*Written exercise*: Quote the listing below in full and exactly as written, but omit every picture.

(Dataset excerpt)
-- start --

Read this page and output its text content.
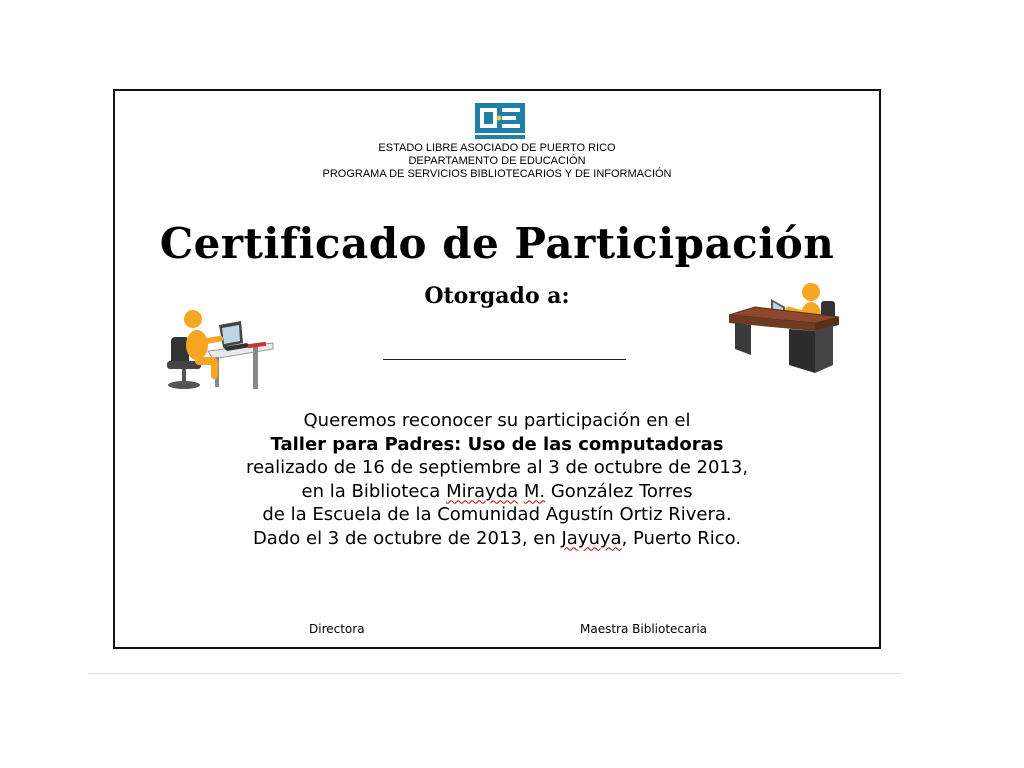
ESTADO LIBRE ASOCIADO DE PUERTO RICO
DEPARTAMENTO DE EDUCACIÓN
PROGRAMA DE SERVICIOS BIBLIOTECARIOS Y DE INFORMACIÓN
Certificado de Participación
Otorgado a:
Queremos reconocer su participación en el
Taller para Padres: Uso de las computadoras
realizado de 16 de septiembre al 3 de octubre de 2013,
en la Biblioteca Mirayda M. González Torres
de la Escuela de la Comunidad Agustín Ortiz Rivera.
Dado el 3 de octubre de 2013, en Jayuya, Puerto Rico.
Directora	Maestra Bibliotecaria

-- end --

*Response to this exercise*:
Read this page and output its text content.
ESTADO LIBRE ASOCIADO DE PUERTO RICO
DEPARTAMENTO DE EDUCACIÓN
PROGRAMA DE SERVICIOS BIBLIOTECARIOS Y DE INFORMACIÓN
Certificado de Participación
Otorgado a:
Queremos reconocer su participación en el
Taller para Padres: Uso de las computadoras
realizado de 16 de septiembre al 3 de octubre de 2013,
en la Biblioteca Mirayda M. González Torres
de la Escuela de la Comunidad Agustín Ortiz Rivera.
Dado el 3 de octubre de 2013, en Jayuya, Puerto Rico.
Directora	Maestra Bibliotecaria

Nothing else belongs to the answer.